### Exercise aim
Only the span from the line containing "What data populates" down to the line containing "Transcribe this image's" is to be printed, exactly and inclusively, with pictures omitted.

• • • • • • •

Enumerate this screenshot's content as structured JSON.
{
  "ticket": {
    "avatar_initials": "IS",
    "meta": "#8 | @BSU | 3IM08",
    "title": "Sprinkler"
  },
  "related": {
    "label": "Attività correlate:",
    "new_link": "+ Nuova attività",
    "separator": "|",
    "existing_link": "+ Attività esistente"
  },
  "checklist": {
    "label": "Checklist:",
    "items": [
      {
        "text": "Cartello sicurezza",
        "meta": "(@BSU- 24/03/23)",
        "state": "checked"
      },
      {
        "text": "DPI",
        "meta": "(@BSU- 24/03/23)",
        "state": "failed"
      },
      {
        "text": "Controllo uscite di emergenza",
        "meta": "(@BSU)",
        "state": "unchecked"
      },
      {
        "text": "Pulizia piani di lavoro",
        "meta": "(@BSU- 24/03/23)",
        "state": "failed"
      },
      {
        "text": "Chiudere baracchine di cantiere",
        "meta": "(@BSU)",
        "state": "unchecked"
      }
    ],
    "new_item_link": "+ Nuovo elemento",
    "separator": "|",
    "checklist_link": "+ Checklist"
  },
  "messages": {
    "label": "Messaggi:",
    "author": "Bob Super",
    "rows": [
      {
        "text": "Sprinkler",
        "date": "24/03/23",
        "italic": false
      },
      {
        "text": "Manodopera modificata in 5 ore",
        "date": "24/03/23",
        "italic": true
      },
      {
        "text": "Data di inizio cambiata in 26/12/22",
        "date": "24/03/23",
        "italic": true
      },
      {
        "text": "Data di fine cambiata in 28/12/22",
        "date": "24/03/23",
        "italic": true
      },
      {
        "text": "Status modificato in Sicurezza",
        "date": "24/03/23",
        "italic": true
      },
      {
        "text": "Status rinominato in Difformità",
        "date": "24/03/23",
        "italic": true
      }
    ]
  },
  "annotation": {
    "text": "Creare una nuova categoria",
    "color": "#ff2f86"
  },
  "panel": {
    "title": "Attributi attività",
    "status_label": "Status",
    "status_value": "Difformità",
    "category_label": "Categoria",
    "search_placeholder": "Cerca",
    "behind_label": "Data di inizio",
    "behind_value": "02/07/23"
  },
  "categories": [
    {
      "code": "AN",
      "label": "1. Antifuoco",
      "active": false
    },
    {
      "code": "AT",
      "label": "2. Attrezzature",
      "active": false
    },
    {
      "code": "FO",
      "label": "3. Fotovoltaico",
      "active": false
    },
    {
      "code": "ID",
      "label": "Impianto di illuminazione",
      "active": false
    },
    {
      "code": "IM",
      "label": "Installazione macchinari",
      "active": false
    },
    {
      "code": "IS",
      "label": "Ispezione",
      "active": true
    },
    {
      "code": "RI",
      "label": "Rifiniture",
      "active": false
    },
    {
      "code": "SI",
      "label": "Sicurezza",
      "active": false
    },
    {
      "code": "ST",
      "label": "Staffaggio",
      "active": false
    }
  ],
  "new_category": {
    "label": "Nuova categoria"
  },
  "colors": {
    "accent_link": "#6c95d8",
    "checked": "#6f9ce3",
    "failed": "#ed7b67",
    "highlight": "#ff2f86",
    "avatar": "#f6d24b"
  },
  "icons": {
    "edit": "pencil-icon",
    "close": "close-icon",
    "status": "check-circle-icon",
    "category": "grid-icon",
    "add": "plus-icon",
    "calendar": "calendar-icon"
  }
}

• • • • • • •

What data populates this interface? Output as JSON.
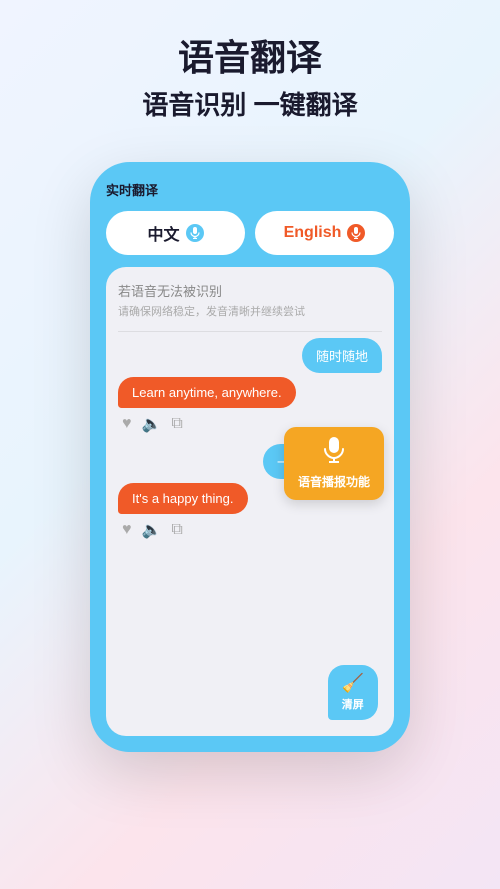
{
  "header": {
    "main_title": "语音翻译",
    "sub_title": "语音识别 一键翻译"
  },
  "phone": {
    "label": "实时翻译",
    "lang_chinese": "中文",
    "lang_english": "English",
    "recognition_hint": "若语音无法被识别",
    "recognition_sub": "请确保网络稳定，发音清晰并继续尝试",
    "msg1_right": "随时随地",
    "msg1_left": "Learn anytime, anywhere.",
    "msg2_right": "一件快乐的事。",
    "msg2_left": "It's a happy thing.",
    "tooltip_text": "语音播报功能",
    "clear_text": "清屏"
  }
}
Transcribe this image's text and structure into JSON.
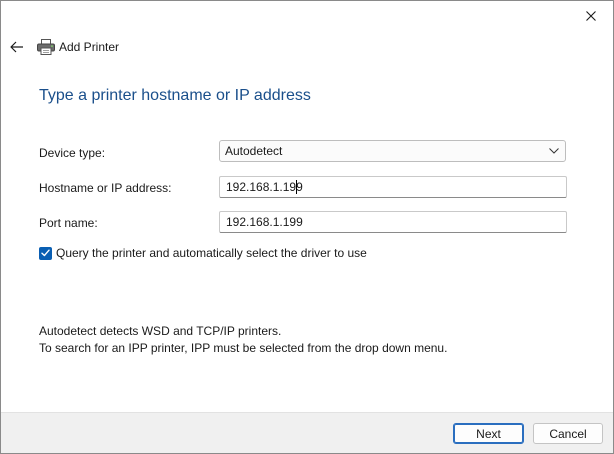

• • • • • • •

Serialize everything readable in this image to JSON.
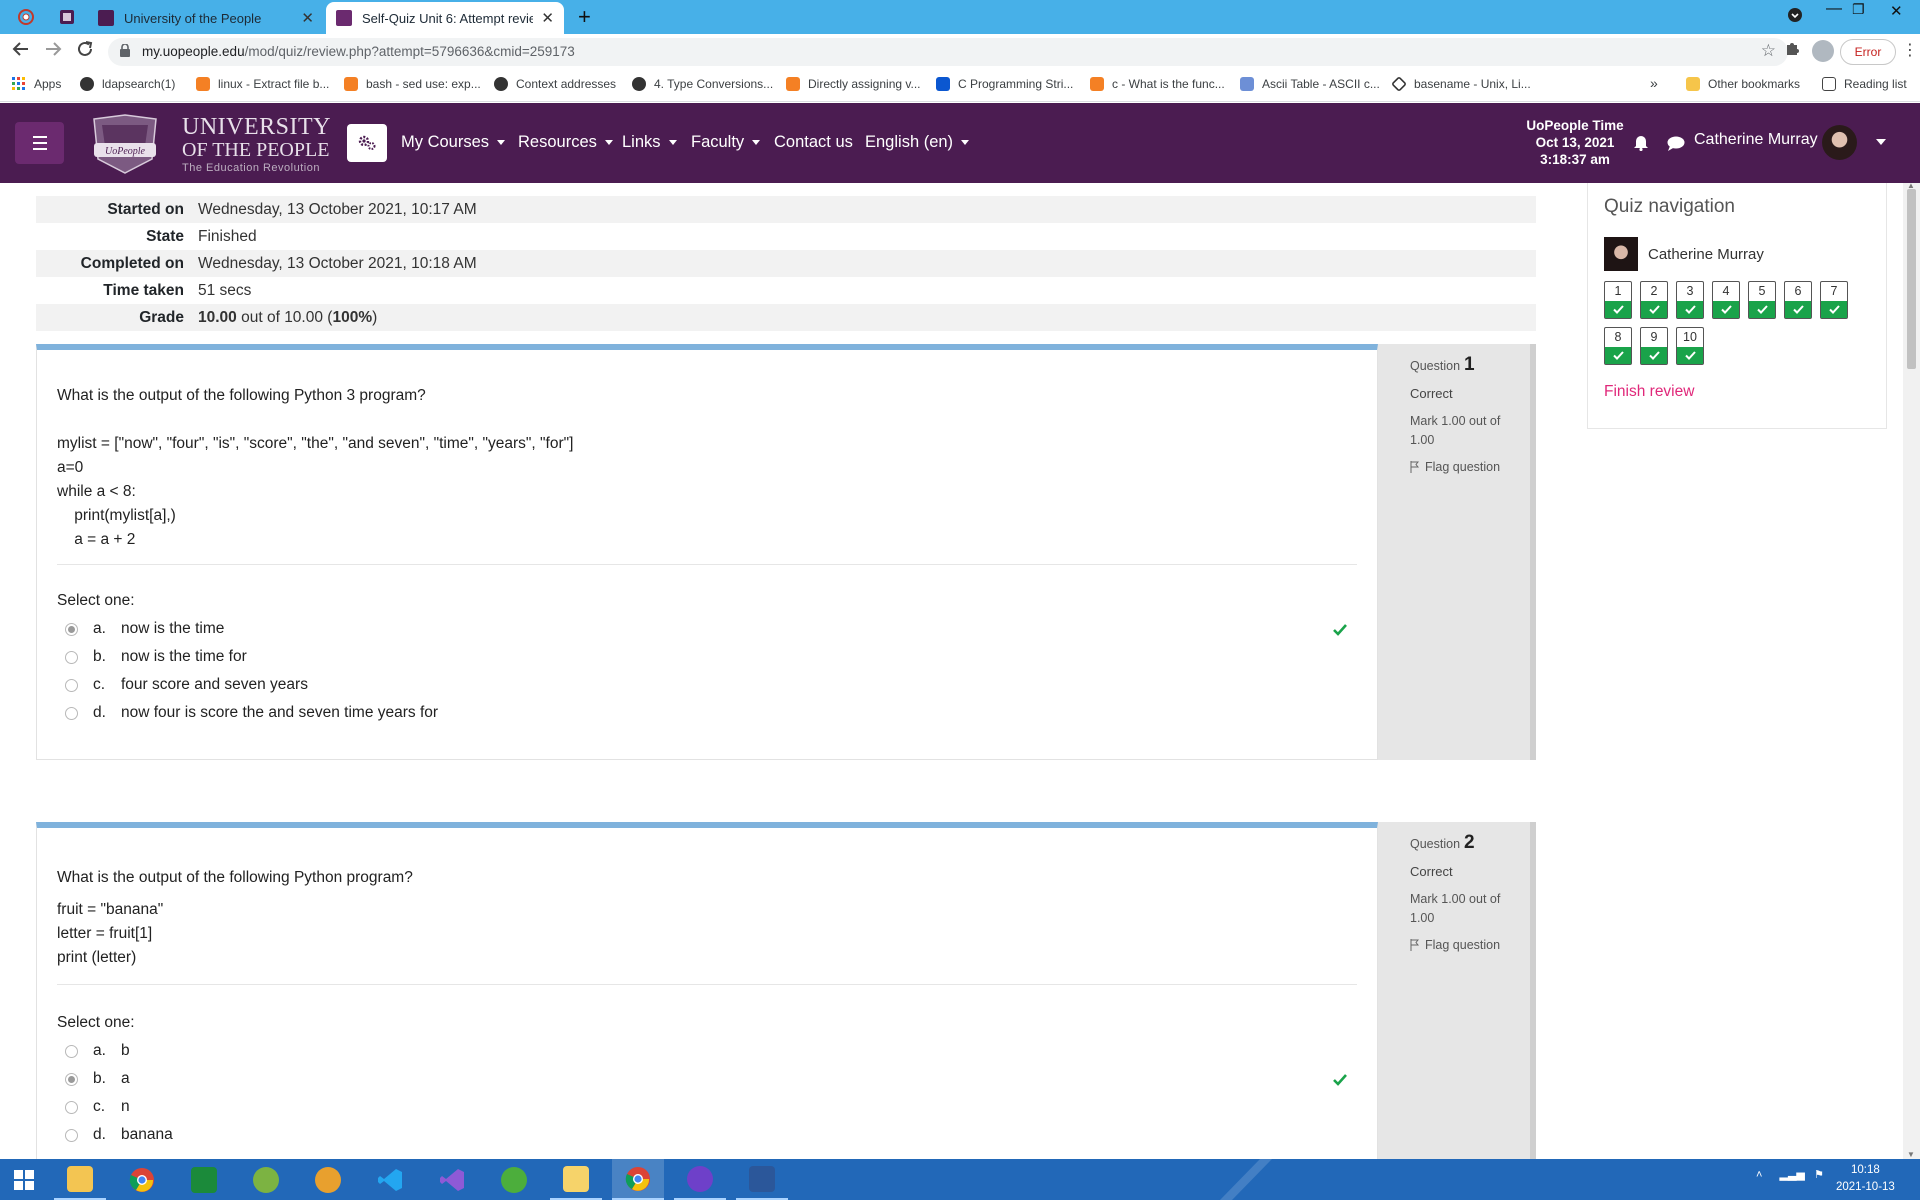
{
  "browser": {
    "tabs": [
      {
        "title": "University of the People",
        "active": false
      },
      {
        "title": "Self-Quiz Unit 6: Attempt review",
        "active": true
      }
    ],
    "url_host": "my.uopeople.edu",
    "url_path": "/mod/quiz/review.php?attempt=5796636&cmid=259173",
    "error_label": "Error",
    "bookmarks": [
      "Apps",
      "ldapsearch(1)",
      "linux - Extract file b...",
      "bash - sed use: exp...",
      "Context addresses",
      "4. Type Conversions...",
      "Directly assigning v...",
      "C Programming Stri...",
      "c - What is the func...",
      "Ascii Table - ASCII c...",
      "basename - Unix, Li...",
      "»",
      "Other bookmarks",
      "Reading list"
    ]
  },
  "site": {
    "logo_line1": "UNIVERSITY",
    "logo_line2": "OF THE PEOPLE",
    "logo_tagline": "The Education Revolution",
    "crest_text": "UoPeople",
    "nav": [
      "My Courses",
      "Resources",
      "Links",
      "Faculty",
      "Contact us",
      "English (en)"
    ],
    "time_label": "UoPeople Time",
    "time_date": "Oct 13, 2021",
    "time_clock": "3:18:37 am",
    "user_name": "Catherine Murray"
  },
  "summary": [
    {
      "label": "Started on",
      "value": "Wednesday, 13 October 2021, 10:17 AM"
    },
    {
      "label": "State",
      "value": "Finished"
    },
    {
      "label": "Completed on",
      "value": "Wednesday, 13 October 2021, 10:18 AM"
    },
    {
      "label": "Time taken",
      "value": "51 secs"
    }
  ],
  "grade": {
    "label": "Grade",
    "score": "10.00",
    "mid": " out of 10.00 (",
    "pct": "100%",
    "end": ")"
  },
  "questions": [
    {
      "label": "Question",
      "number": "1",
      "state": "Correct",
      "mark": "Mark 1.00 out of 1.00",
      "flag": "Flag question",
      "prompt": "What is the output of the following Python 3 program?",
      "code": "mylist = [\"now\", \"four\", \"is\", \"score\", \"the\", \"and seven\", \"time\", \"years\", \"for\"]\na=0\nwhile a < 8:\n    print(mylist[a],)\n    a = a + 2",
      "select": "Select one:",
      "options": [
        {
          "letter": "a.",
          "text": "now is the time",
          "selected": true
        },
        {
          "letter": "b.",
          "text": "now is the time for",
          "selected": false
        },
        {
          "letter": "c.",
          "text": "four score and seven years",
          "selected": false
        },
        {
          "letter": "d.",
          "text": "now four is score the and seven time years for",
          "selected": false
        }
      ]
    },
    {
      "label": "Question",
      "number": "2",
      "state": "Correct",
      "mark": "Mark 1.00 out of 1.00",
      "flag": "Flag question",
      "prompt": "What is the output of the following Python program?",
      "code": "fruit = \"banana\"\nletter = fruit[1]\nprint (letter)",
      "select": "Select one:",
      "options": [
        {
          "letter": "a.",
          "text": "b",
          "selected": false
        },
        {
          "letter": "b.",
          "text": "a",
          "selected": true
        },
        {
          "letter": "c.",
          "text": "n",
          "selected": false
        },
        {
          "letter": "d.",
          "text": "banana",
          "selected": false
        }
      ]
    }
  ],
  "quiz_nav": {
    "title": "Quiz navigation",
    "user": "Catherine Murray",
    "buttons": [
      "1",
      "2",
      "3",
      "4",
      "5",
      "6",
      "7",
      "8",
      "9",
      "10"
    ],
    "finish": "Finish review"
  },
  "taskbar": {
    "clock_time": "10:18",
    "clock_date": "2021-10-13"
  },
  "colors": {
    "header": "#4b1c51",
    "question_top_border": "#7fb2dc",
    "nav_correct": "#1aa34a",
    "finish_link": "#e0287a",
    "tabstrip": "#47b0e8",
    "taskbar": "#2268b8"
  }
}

• • • • • • •

### Solution
What data populates this interface? Output as JSON.
{
  "header": {
    "main_title": "语音翻译",
    "sub_title": "语音识别 一键翻译"
  },
  "phone": {
    "label": "实时翻译",
    "lang_chinese": "中文",
    "lang_english": "English",
    "recognition_hint": "若语音无法被识别",
    "recognition_sub": "请确保网络稳定，发音清晰并继续尝试",
    "msg1_right": "随时随地",
    "msg1_left": "Learn anytime, anywhere.",
    "msg2_right": "一件快乐的事。",
    "msg2_left": "It's a happy thing.",
    "tooltip_text": "语音播报功能",
    "clear_text": "清屏"
  }
}
Transcribe this image's text and structure into JSON.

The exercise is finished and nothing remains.